=== Exercise goal ===
The listing must be reproduced in full, exactly as it stands.

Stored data

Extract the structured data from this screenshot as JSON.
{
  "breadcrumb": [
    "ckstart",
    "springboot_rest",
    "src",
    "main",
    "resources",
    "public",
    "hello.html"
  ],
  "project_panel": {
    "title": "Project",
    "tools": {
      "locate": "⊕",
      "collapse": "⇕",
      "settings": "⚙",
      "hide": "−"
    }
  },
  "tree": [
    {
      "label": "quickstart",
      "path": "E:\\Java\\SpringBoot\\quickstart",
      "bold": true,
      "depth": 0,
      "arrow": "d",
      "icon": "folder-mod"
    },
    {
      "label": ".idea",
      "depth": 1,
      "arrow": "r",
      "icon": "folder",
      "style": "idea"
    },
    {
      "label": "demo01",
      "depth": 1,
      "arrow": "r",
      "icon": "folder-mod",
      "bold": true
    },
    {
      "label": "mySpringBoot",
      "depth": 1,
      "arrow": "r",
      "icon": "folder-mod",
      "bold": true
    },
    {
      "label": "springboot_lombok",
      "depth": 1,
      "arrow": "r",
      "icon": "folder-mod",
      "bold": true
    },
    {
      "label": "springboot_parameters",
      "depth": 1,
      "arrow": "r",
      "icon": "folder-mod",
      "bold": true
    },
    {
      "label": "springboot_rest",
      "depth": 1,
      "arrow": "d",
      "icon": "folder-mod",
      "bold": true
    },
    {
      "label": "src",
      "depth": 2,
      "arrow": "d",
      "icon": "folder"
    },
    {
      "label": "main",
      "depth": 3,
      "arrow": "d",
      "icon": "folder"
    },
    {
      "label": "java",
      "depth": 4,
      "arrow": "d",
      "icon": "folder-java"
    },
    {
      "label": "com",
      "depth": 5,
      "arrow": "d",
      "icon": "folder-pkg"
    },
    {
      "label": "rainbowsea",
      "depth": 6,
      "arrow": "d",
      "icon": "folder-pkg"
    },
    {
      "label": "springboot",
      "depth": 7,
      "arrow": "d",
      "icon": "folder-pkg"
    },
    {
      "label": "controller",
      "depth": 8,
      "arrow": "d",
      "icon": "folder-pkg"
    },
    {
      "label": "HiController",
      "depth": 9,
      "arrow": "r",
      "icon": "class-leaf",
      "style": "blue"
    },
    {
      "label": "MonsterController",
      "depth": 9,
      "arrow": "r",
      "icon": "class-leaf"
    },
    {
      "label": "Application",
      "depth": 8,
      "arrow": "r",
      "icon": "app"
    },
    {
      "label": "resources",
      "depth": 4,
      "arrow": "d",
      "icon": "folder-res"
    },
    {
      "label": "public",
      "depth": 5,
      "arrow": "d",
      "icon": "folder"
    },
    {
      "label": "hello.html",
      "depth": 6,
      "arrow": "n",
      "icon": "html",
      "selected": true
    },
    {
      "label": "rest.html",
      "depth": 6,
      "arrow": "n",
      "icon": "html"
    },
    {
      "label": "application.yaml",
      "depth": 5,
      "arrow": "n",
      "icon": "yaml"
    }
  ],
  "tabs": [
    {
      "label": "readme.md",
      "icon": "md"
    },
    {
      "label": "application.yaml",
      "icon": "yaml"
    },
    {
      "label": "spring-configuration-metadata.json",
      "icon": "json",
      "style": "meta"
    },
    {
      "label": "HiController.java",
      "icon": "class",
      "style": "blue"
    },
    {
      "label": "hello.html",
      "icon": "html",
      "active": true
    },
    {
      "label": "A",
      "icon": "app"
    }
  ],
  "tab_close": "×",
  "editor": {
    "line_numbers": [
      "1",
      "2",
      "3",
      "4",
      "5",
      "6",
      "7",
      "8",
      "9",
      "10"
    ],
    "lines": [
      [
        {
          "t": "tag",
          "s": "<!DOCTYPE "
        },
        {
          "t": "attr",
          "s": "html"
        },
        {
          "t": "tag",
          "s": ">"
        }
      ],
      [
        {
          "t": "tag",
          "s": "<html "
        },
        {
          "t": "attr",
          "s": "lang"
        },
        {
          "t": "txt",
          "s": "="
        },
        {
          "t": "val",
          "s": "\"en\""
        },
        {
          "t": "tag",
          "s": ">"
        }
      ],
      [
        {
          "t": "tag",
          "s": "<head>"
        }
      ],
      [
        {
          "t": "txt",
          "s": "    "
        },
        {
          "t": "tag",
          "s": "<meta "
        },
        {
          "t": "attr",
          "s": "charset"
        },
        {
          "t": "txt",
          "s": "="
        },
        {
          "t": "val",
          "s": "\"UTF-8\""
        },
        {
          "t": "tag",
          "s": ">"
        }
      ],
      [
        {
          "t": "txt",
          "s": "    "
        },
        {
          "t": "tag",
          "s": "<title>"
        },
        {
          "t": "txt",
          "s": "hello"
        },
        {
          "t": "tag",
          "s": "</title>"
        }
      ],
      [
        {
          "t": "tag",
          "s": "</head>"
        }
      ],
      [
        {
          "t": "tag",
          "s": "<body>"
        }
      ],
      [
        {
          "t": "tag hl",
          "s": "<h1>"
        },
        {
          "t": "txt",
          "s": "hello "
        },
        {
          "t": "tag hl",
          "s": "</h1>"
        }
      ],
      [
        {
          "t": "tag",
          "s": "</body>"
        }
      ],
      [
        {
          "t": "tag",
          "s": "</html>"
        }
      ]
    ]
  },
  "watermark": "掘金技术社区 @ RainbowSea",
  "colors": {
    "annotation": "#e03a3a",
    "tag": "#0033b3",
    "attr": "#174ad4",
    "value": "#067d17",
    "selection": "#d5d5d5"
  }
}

=== Problem solution ===
Extract the structured data from this screenshot as JSON.
{
  "breadcrumb": [
    "ckstart",
    "springboot_rest",
    "src",
    "main",
    "resources",
    "public",
    "hello.html"
  ],
  "project_panel": {
    "title": "Project",
    "tools": {
      "locate": "⊕",
      "collapse": "⇕",
      "settings": "⚙",
      "hide": "−"
    }
  },
  "tree": [
    {
      "label": "quickstart",
      "path": "E:\\Java\\SpringBoot\\quickstart",
      "bold": true,
      "depth": 0,
      "arrow": "d",
      "icon": "folder-mod"
    },
    {
      "label": ".idea",
      "depth": 1,
      "arrow": "r",
      "icon": "folder",
      "style": "idea"
    },
    {
      "label": "demo01",
      "depth": 1,
      "arrow": "r",
      "icon": "folder-mod",
      "bold": true
    },
    {
      "label": "mySpringBoot",
      "depth": 1,
      "arrow": "r",
      "icon": "folder-mod",
      "bold": true
    },
    {
      "label": "springboot_lombok",
      "depth": 1,
      "arrow": "r",
      "icon": "folder-mod",
      "bold": true
    },
    {
      "label": "springboot_parameters",
      "depth": 1,
      "arrow": "r",
      "icon": "folder-mod",
      "bold": true
    },
    {
      "label": "springboot_rest",
      "depth": 1,
      "arrow": "d",
      "icon": "folder-mod",
      "bold": true
    },
    {
      "label": "src",
      "depth": 2,
      "arrow": "d",
      "icon": "folder"
    },
    {
      "label": "main",
      "depth": 3,
      "arrow": "d",
      "icon": "folder"
    },
    {
      "label": "java",
      "depth": 4,
      "arrow": "d",
      "icon": "folder-java"
    },
    {
      "label": "com",
      "depth": 5,
      "arrow": "d",
      "icon": "folder-pkg"
    },
    {
      "label": "rainbowsea",
      "depth": 6,
      "arrow": "d",
      "icon": "folder-pkg"
    },
    {
      "label": "springboot",
      "depth": 7,
      "arrow": "d",
      "icon": "folder-pkg"
    },
    {
      "label": "controller",
      "depth": 8,
      "arrow": "d",
      "icon": "folder-pkg"
    },
    {
      "label": "HiController",
      "depth": 9,
      "arrow": "r",
      "icon": "class-leaf",
      "style": "blue"
    },
    {
      "label": "MonsterController",
      "depth": 9,
      "arrow": "r",
      "icon": "class-leaf"
    },
    {
      "label": "Application",
      "depth": 8,
      "arrow": "r",
      "icon": "app"
    },
    {
      "label": "resources",
      "depth": 4,
      "arrow": "d",
      "icon": "folder-res"
    },
    {
      "label": "public",
      "depth": 5,
      "arrow": "d",
      "icon": "folder"
    },
    {
      "label": "hello.html",
      "depth": 6,
      "arrow": "n",
      "icon": "html",
      "selected": true
    },
    {
      "label": "rest.html",
      "depth": 6,
      "arrow": "n",
      "icon": "html"
    },
    {
      "label": "application.yaml",
      "depth": 5,
      "arrow": "n",
      "icon": "yaml"
    }
  ],
  "tabs": [
    {
      "label": "readme.md",
      "icon": "md"
    },
    {
      "label": "application.yaml",
      "icon": "yaml"
    },
    {
      "label": "spring-configuration-metadata.json",
      "icon": "json",
      "style": "meta"
    },
    {
      "label": "HiController.java",
      "icon": "class",
      "style": "blue"
    },
    {
      "label": "hello.html",
      "icon": "html",
      "active": true
    },
    {
      "label": "A",
      "icon": "app"
    }
  ],
  "tab_close": "×",
  "editor": {
    "line_numbers": [
      "1",
      "2",
      "3",
      "4",
      "5",
      "6",
      "7",
      "8",
      "9",
      "10"
    ],
    "lines": [
      [
        {
          "t": "tag",
          "s": "<!DOCTYPE "
        },
        {
          "t": "attr",
          "s": "html"
        },
        {
          "t": "tag",
          "s": ">"
        }
      ],
      [
        {
          "t": "tag",
          "s": "<html "
        },
        {
          "t": "attr",
          "s": "lang"
        },
        {
          "t": "txt",
          "s": "="
        },
        {
          "t": "val",
          "s": "\"en\""
        },
        {
          "t": "tag",
          "s": ">"
        }
      ],
      [
        {
          "t": "tag",
          "s": "<head>"
        }
      ],
      [
        {
          "t": "txt",
          "s": "    "
        },
        {
          "t": "tag",
          "s": "<meta "
        },
        {
          "t": "attr",
          "s": "charset"
        },
        {
          "t": "txt",
          "s": "="
        },
        {
          "t": "val",
          "s": "\"UTF-8\""
        },
        {
          "t": "tag",
          "s": ">"
        }
      ],
      [
        {
          "t": "txt",
          "s": "    "
        },
        {
          "t": "tag",
          "s": "<title>"
        },
        {
          "t": "txt",
          "s": "hello"
        },
        {
          "t": "tag",
          "s": "</title>"
        }
      ],
      [
        {
          "t": "tag",
          "s": "</head>"
        }
      ],
      [
        {
          "t": "tag",
          "s": "<body>"
        }
      ],
      [
        {
          "t": "tag hl",
          "s": "<h1>"
        },
        {
          "t": "txt",
          "s": "hello "
        },
        {
          "t": "tag hl",
          "s": "</h1>"
        }
      ],
      [
        {
          "t": "tag",
          "s": "</body>"
        }
      ],
      [
        {
          "t": "tag",
          "s": "</html>"
        }
      ]
    ]
  },
  "watermark": "掘金技术社区 @ RainbowSea",
  "colors": {
    "annotation": "#e03a3a",
    "tag": "#0033b3",
    "attr": "#174ad4",
    "value": "#067d17",
    "selection": "#d5d5d5"
  }
}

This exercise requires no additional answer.